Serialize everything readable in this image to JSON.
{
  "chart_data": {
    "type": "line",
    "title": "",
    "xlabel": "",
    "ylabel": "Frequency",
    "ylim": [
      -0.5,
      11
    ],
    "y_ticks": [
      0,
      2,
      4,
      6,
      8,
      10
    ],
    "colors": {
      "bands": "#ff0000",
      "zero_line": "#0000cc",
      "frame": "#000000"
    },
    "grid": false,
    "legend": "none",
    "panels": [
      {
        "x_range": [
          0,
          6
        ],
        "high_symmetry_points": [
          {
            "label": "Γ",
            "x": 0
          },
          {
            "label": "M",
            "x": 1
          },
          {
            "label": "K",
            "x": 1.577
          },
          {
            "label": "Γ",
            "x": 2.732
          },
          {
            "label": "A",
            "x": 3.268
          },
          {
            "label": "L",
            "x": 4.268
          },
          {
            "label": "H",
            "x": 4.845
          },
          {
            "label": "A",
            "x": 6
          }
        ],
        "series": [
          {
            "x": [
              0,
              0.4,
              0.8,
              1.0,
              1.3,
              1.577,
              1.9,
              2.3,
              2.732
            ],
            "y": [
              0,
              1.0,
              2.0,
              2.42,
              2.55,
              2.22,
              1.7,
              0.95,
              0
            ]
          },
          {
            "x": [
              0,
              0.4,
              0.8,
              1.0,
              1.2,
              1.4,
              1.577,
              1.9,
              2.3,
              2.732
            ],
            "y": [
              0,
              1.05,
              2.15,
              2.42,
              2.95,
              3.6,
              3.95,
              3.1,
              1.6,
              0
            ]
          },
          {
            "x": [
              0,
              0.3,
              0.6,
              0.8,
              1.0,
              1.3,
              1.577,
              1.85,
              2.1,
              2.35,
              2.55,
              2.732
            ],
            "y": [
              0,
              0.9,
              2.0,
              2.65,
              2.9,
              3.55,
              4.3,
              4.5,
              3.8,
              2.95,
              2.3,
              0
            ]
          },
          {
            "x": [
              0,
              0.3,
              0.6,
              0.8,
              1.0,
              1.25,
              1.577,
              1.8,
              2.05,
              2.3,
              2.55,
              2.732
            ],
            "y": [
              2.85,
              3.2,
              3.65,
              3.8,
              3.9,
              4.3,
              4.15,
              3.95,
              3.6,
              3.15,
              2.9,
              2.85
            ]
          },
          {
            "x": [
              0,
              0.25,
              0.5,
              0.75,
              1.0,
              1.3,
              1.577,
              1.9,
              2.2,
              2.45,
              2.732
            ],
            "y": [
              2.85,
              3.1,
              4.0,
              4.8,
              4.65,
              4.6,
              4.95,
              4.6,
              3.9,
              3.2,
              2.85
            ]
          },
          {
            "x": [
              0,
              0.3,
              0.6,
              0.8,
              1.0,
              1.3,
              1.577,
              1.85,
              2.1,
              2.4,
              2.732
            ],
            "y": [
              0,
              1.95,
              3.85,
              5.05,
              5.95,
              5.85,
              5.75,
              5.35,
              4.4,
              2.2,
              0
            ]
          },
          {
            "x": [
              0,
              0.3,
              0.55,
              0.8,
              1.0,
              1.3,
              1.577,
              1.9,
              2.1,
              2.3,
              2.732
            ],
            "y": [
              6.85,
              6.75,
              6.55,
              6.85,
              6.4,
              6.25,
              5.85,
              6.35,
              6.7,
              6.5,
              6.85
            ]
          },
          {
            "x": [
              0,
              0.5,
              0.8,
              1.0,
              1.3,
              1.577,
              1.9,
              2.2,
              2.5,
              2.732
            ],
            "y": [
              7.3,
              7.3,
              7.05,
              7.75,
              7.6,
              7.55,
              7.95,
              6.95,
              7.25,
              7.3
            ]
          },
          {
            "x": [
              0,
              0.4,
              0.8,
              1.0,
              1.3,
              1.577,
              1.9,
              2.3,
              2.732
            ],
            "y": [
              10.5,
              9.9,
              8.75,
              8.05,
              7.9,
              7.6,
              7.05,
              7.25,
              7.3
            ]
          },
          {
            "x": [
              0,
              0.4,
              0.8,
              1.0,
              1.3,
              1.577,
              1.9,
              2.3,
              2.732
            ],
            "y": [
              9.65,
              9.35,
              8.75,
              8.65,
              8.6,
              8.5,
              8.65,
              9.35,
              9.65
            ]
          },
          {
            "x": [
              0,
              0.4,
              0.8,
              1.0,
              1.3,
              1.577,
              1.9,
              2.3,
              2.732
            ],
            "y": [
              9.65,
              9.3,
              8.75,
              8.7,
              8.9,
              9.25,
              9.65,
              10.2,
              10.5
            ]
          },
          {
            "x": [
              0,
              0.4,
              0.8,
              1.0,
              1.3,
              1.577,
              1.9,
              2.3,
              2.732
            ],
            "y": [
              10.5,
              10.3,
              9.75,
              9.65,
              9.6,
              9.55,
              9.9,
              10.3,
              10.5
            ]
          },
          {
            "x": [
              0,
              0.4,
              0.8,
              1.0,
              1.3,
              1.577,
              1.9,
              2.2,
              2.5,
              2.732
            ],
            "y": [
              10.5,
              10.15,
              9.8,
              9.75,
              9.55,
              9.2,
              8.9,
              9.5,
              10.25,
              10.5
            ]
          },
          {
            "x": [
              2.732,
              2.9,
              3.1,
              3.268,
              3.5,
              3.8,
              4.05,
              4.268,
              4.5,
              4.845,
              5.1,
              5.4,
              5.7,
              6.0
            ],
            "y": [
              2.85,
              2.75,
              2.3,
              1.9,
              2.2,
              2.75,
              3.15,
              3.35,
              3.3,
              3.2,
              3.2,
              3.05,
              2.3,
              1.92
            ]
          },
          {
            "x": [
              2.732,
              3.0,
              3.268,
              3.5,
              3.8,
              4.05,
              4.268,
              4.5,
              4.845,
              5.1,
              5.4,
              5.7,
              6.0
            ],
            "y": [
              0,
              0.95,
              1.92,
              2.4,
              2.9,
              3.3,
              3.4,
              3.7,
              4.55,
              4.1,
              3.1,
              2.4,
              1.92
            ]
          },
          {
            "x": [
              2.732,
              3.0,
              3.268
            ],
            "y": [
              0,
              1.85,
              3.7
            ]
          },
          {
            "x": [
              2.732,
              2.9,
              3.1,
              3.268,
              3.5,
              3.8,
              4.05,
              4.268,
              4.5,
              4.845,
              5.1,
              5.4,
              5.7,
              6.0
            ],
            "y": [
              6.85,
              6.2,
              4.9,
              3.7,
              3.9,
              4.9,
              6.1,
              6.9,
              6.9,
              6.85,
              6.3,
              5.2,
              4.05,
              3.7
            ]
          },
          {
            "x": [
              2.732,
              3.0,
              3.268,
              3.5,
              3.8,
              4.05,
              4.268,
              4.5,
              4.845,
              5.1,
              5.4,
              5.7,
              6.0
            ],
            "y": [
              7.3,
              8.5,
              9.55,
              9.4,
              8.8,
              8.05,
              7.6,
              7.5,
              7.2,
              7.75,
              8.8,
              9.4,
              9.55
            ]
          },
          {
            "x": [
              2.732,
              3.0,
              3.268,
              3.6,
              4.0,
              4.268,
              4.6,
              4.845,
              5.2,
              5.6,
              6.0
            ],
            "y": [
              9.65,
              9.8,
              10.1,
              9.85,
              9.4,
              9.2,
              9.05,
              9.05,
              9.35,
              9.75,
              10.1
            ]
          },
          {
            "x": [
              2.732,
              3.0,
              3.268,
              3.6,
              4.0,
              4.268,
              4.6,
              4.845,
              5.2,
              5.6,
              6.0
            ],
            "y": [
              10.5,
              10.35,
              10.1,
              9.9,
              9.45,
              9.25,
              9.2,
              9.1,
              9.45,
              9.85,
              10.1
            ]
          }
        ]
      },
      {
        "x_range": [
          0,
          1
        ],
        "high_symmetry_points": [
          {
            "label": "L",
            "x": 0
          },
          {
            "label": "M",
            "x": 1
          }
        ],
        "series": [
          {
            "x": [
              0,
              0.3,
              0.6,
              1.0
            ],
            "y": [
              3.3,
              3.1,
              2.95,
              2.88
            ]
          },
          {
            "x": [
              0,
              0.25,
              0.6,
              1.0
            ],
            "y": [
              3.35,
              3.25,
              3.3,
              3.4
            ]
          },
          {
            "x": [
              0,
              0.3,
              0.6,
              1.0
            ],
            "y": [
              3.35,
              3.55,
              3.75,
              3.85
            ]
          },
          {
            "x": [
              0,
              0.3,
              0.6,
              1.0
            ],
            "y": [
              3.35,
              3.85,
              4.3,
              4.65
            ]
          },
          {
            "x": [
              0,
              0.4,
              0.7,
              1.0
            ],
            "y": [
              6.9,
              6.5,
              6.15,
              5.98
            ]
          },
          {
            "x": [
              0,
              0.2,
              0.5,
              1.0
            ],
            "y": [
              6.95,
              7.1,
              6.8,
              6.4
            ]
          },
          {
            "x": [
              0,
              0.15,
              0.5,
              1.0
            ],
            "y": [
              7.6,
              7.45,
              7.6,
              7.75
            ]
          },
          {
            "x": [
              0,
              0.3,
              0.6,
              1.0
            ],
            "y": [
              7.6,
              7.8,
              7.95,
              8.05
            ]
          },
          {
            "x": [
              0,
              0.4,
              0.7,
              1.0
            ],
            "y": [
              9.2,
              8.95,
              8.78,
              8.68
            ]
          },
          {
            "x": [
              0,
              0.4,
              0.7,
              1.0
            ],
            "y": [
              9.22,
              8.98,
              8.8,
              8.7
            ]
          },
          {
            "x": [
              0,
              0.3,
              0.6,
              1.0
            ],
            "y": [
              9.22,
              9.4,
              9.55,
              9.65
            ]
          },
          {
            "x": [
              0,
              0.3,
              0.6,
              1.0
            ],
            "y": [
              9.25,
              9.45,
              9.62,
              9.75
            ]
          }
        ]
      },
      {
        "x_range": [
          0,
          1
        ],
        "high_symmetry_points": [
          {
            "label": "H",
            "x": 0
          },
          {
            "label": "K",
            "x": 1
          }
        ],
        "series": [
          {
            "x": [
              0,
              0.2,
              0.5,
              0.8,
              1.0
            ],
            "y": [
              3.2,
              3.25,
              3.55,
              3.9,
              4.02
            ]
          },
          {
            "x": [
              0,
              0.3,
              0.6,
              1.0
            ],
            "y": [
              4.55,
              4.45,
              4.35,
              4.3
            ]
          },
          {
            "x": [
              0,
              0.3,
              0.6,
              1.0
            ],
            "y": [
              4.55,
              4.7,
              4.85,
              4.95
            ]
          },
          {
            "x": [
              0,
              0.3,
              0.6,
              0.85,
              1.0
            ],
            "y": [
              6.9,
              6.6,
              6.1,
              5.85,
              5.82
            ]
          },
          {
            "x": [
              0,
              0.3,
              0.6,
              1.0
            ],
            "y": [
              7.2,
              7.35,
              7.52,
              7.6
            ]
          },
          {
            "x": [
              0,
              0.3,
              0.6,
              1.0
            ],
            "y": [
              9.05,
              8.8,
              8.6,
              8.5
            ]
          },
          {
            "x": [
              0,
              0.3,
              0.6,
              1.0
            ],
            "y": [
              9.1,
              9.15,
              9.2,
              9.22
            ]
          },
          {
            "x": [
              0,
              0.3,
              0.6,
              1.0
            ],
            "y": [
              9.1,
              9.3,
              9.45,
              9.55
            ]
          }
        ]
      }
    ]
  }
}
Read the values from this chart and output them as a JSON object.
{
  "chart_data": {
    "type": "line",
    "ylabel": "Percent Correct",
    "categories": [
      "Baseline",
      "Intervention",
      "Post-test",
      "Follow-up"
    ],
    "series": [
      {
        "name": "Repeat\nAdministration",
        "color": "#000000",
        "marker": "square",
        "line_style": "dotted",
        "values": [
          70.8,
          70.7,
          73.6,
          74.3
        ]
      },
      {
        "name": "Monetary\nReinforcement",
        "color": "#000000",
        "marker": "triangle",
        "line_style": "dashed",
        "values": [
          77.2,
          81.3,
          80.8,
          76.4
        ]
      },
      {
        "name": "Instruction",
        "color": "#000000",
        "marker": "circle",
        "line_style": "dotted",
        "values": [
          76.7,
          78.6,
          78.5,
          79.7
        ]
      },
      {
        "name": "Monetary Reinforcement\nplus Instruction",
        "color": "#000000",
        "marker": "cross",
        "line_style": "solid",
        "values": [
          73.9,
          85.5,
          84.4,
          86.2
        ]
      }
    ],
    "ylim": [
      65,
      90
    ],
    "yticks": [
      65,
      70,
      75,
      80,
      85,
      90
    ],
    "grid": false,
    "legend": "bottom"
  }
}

| To do |
Identify each line in the entries with the word "Monetary" and copy it.

| Exercise response |
        "name": "Monetary\nReinforcement",
        "name": "Monetary Reinforcement\nplus Instruction",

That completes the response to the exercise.